Only the pictures are to be left out; set down the rest of the records exactly.

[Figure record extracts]
** START **

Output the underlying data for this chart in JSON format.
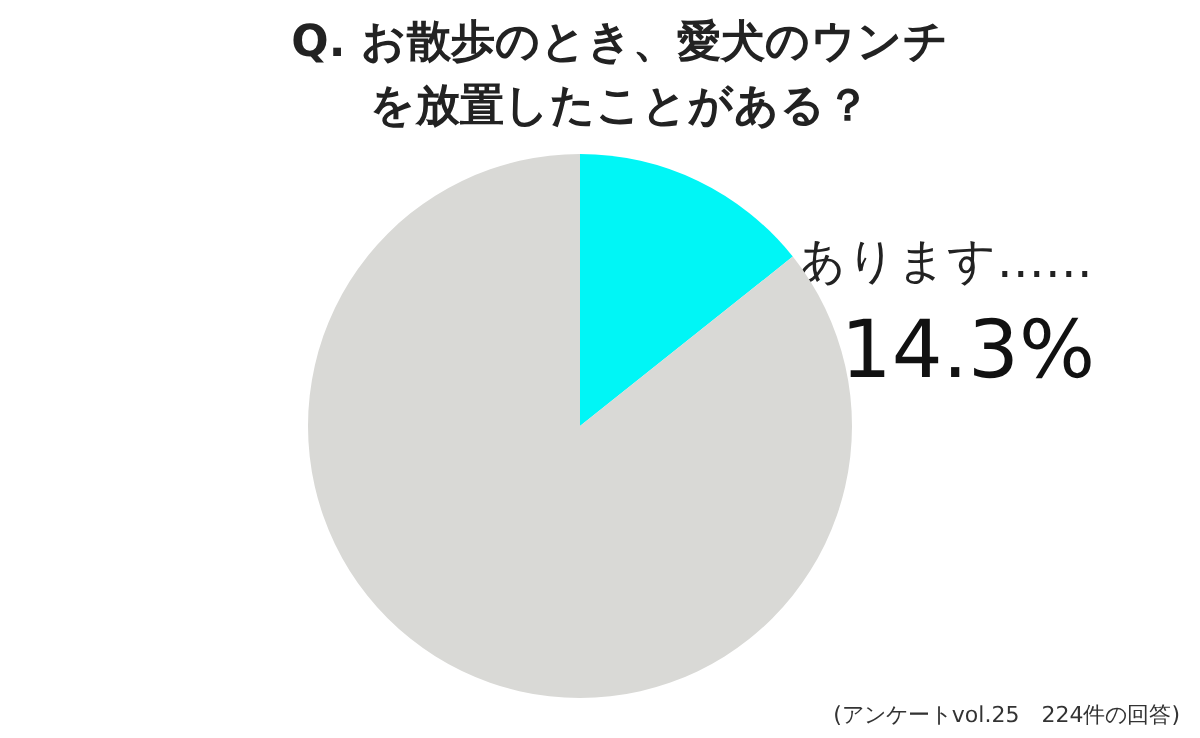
{
  "chart_data": {
    "type": "pie",
    "title": "Q.  お散歩のとき、愛犬のウンチを放置したことがある？",
    "categories": [
      "あります……",
      null
    ],
    "values": [
      14.3,
      85.7
    ],
    "colors": [
      "#00f6f6",
      "#d9d9d6"
    ],
    "value_labels": [
      "14.3%",
      null
    ],
    "annotations": [
      "(アンケートvol.25　224件の回答)"
    ]
  }
}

** END **

Solution to the problem =>
Output the underlying data for this chart in JSON format.
{
  "chart_data": {
    "type": "pie",
    "title": "Q.  お散歩のとき、愛犬のウンチを放置したことがある？",
    "categories": [
      "あります……",
      null
    ],
    "values": [
      14.3,
      85.7
    ],
    "colors": [
      "#00f6f6",
      "#d9d9d6"
    ],
    "value_labels": [
      "14.3%",
      null
    ],
    "annotations": [
      "(アンケートvol.25　224件の回答)"
    ]
  }
}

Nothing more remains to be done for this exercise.